## DATASET EXCERPTS

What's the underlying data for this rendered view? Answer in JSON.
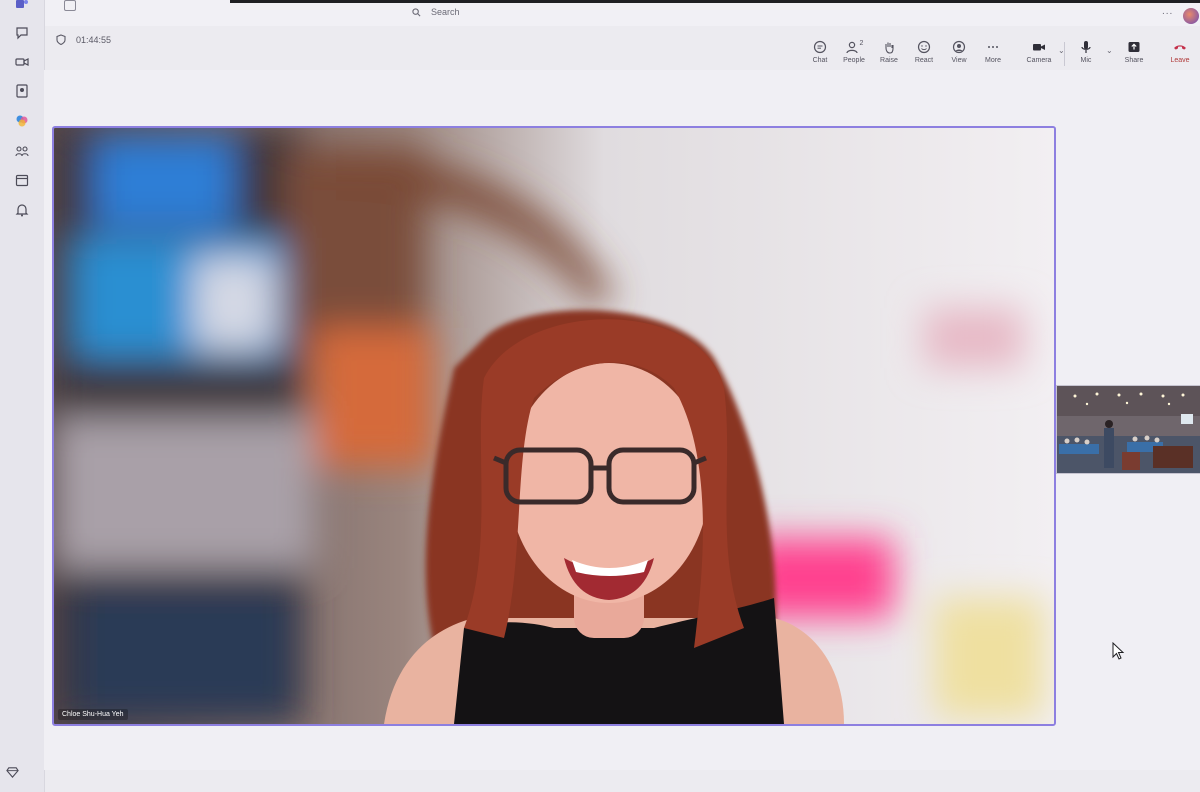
{
  "header": {
    "search_label": "Search",
    "more_label": "..."
  },
  "meeting": {
    "timer": "01:44:55"
  },
  "controls": {
    "chat": "Chat",
    "people": "People",
    "people_count": "2",
    "raise": "Raise",
    "react": "React",
    "view": "View",
    "more": "More",
    "camera": "Camera",
    "mic": "Mic",
    "share": "Share",
    "leave": "Leave"
  },
  "participants": {
    "main_name": "Chloe Shu-Hua Yeh"
  },
  "colors": {
    "active_border": "#8d7fe0",
    "leave": "#c4314b"
  },
  "rail_icons": [
    "teams-icon",
    "chat-icon",
    "video-icon",
    "contacts-icon",
    "copilot-icon",
    "people-icon",
    "calendar-icon",
    "bell-icon",
    "gem-icon"
  ]
}
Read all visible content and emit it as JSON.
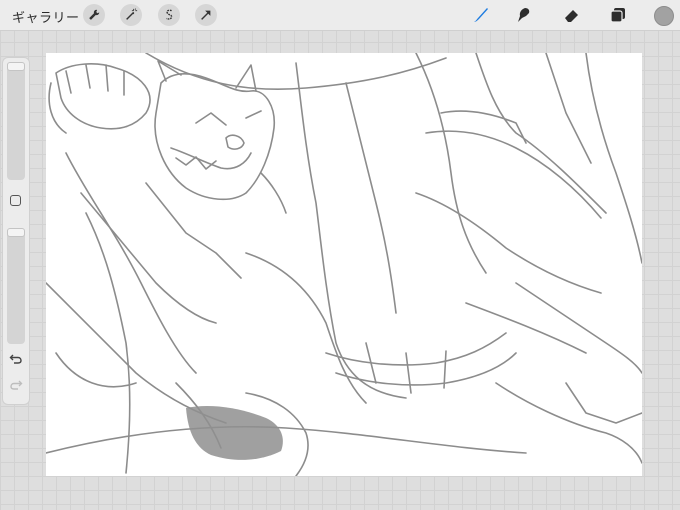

## EXERCISE OBJECTIVE
Print all of the entries word for word. Skip any images they contain.

## COMPLETED EXERCISE
What's the underlying data for this rendered view? Answer in JSON.
{
  "header": {
    "search_label": "Search",
    "more_label": "..."
  },
  "meeting": {
    "timer": "01:44:55"
  },
  "controls": {
    "chat": "Chat",
    "people": "People",
    "people_count": "2",
    "raise": "Raise",
    "react": "React",
    "view": "View",
    "more": "More",
    "camera": "Camera",
    "mic": "Mic",
    "share": "Share",
    "leave": "Leave"
  },
  "participants": {
    "main_name": "Chloe Shu-Hua Yeh"
  },
  "colors": {
    "active_border": "#8d7fe0",
    "leave": "#c4314b"
  },
  "rail_icons": [
    "teams-icon",
    "chat-icon",
    "video-icon",
    "contacts-icon",
    "copilot-icon",
    "people-icon",
    "calendar-icon",
    "bell-icon",
    "gem-icon"
  ]
}
Read all visible content and emit it as JSON.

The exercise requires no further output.